**Task to carry out**.
Find the lines containing "were" and say how many there are, with no other words.

======== Material

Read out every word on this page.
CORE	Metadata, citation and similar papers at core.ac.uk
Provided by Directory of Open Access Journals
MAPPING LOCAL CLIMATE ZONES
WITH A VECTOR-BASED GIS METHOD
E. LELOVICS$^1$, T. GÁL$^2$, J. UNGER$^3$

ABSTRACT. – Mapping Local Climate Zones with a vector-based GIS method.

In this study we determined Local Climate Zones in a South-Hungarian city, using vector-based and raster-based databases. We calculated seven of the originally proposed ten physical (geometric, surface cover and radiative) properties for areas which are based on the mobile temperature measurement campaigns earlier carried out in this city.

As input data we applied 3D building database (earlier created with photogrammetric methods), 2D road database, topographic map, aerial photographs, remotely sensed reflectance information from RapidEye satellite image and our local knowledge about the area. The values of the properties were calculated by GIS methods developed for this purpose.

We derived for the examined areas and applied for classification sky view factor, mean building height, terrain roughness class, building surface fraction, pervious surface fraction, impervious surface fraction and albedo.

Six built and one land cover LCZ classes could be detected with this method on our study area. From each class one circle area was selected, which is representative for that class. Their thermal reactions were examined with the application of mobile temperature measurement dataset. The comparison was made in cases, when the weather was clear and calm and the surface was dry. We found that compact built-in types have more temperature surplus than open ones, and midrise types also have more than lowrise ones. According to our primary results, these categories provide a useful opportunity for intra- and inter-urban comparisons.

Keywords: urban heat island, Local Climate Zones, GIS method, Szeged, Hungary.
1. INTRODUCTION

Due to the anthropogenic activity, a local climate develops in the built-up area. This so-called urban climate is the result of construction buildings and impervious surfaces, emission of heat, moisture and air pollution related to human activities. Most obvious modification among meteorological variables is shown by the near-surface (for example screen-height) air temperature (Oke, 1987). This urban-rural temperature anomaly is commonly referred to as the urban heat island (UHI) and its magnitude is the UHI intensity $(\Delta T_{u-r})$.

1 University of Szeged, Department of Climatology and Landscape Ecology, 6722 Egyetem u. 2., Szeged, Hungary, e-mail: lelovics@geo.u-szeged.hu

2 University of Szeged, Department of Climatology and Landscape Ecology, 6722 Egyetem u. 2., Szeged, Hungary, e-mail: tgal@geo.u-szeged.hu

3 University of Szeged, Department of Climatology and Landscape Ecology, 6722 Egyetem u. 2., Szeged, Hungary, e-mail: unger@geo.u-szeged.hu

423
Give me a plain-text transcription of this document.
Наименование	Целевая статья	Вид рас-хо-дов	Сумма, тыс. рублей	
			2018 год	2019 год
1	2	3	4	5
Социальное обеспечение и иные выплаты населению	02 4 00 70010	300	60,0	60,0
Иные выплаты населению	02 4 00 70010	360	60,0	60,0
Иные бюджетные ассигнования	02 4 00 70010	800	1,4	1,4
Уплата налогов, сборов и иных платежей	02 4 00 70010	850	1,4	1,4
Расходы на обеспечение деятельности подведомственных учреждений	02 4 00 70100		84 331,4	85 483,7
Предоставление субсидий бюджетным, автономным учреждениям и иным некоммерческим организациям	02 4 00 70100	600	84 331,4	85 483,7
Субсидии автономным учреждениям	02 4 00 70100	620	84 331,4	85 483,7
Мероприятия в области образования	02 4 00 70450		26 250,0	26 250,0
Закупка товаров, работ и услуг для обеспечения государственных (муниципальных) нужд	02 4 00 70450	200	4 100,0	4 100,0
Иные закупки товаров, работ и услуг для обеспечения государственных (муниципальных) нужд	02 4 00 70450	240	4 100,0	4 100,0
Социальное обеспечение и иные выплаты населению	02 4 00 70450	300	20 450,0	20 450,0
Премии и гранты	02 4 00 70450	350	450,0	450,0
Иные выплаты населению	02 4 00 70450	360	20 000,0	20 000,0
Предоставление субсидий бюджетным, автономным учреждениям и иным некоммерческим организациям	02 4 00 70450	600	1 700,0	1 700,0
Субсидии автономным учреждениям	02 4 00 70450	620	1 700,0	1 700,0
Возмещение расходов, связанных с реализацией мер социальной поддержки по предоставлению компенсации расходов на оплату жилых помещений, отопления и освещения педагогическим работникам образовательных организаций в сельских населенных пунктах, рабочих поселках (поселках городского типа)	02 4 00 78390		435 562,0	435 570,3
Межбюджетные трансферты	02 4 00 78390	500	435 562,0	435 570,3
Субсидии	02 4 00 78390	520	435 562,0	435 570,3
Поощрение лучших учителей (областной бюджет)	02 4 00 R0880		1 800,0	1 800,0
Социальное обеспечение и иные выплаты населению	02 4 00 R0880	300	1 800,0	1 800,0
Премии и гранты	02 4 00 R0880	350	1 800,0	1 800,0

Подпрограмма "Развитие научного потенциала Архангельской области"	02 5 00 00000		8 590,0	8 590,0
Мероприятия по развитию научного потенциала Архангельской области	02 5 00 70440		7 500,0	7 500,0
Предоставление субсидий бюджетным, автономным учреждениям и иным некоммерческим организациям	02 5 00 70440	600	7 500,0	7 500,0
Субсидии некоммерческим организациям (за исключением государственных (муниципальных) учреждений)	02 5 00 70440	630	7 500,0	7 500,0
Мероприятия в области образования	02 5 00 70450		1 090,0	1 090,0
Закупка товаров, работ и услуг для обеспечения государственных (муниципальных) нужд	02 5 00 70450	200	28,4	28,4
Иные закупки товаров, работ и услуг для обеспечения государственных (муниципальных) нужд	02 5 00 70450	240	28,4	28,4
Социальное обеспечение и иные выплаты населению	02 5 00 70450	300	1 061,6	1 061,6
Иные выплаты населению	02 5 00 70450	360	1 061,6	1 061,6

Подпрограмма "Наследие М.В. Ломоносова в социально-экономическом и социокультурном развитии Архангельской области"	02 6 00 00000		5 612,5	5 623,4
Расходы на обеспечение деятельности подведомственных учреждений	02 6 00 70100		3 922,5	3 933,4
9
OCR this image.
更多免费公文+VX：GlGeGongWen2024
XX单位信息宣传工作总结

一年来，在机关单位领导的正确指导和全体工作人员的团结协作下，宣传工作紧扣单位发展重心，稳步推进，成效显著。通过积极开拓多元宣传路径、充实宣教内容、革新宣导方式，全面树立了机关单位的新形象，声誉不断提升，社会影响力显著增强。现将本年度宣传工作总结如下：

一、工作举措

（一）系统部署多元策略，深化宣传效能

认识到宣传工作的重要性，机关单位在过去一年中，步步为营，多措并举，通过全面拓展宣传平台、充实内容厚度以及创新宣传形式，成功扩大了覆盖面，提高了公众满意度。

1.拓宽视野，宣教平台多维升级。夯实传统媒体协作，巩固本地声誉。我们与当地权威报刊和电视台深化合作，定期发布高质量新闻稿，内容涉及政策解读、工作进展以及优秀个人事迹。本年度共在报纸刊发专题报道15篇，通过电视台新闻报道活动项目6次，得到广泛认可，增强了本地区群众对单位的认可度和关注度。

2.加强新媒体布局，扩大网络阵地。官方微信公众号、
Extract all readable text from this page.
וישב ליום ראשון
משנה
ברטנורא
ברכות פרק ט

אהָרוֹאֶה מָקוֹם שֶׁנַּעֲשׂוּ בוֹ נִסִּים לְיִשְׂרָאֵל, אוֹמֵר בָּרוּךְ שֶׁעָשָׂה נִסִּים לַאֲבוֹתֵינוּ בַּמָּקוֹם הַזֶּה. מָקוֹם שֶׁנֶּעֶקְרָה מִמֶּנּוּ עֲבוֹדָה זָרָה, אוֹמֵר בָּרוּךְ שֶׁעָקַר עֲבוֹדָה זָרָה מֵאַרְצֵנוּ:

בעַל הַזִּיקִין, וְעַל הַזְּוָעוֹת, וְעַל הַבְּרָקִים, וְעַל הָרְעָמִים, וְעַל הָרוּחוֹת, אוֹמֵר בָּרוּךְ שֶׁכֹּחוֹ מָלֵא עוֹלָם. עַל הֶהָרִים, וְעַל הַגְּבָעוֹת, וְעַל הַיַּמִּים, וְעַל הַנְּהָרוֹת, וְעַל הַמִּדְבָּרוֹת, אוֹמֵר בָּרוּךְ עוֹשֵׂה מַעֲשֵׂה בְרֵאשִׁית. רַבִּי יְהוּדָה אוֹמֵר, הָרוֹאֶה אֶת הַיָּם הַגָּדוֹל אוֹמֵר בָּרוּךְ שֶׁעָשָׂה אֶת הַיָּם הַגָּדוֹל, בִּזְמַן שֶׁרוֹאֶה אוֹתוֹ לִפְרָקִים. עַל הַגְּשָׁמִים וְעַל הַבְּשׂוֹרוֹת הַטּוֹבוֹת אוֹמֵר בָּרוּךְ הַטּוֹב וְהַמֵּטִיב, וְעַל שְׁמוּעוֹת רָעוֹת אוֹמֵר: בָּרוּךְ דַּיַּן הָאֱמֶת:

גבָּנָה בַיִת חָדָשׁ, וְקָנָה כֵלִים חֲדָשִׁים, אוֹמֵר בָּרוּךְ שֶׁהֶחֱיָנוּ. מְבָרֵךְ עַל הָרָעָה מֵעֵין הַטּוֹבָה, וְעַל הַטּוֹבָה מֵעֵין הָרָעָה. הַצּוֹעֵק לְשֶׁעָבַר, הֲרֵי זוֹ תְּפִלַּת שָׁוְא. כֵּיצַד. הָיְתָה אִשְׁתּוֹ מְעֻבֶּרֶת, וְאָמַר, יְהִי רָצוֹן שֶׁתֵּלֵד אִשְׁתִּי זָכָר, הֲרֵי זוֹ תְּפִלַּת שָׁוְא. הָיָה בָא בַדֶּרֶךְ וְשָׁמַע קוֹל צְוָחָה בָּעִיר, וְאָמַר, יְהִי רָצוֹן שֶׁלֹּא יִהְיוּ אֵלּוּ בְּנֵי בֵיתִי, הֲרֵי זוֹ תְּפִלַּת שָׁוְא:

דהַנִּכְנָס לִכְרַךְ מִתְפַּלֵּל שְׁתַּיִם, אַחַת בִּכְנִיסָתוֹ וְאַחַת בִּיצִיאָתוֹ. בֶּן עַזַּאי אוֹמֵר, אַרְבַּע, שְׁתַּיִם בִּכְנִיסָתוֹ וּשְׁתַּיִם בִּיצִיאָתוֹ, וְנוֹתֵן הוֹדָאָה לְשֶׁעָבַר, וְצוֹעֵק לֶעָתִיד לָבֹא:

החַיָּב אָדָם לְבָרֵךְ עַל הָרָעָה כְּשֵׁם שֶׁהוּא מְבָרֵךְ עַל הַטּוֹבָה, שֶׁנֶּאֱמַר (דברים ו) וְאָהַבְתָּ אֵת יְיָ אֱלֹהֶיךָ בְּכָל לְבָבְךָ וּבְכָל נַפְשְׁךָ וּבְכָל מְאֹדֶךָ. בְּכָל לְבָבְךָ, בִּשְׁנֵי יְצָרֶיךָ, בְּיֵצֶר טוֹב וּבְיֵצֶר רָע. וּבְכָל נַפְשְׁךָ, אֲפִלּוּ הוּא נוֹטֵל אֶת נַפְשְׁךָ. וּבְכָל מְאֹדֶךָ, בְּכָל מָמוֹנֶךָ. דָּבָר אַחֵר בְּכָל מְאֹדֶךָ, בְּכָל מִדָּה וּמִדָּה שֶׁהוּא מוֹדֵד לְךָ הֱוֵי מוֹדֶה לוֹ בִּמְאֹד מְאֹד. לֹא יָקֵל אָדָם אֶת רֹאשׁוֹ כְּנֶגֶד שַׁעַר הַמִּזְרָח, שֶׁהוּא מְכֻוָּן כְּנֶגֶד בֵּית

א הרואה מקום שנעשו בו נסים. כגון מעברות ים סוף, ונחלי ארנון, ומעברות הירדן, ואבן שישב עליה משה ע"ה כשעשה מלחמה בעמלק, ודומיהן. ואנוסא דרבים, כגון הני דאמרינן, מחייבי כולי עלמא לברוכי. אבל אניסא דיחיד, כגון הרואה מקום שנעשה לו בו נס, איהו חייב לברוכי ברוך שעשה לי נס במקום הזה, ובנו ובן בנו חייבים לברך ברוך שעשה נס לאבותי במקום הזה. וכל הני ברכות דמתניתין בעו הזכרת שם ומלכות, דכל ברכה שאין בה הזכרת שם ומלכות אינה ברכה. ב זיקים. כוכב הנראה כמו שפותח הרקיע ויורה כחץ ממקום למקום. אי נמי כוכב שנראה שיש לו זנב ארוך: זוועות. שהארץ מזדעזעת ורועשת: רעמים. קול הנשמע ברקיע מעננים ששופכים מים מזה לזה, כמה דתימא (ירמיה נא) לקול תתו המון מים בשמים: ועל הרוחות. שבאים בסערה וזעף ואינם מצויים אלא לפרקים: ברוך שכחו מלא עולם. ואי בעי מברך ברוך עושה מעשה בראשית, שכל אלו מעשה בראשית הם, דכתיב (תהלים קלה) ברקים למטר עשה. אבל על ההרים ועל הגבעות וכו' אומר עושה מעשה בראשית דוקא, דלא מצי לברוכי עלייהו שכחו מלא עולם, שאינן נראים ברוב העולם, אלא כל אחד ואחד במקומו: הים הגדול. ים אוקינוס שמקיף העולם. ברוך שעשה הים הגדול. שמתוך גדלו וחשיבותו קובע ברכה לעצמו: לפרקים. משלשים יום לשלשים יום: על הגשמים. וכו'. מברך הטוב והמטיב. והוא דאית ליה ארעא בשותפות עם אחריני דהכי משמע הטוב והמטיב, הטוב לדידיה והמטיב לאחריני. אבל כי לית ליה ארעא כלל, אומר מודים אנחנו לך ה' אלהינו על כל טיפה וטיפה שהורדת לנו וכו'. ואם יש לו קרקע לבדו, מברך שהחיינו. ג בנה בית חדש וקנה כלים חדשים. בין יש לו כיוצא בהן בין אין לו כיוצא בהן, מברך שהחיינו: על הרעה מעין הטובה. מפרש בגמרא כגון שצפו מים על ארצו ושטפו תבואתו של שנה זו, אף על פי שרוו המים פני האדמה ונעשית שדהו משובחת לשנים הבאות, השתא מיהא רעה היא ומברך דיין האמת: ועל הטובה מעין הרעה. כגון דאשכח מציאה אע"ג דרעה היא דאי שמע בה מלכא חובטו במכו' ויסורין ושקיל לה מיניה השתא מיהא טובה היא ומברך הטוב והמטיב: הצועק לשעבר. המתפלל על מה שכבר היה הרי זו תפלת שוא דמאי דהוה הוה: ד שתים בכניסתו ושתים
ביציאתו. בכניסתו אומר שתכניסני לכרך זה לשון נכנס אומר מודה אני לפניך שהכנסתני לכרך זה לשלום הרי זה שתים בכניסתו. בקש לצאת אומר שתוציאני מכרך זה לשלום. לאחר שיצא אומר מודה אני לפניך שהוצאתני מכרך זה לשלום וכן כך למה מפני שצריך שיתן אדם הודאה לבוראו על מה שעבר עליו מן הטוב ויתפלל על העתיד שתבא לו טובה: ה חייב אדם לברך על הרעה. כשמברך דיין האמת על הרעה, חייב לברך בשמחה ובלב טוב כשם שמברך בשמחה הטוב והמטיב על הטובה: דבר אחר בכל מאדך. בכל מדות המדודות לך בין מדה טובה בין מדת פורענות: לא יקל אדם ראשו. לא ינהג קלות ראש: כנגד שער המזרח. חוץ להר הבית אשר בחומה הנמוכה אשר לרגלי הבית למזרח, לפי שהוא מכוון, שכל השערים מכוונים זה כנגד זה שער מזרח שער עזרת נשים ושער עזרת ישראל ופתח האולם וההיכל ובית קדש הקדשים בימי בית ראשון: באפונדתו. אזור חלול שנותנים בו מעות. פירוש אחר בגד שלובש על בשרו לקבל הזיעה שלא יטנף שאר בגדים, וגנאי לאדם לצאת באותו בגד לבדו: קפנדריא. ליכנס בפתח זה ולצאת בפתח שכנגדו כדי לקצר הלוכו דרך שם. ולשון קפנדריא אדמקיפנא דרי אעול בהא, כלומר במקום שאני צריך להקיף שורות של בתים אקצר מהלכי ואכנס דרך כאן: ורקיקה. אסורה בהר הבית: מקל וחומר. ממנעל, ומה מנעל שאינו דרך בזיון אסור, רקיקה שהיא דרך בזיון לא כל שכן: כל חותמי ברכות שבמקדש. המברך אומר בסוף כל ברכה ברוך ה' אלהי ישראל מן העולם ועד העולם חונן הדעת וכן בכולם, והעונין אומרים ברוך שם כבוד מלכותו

================

**In response**.
2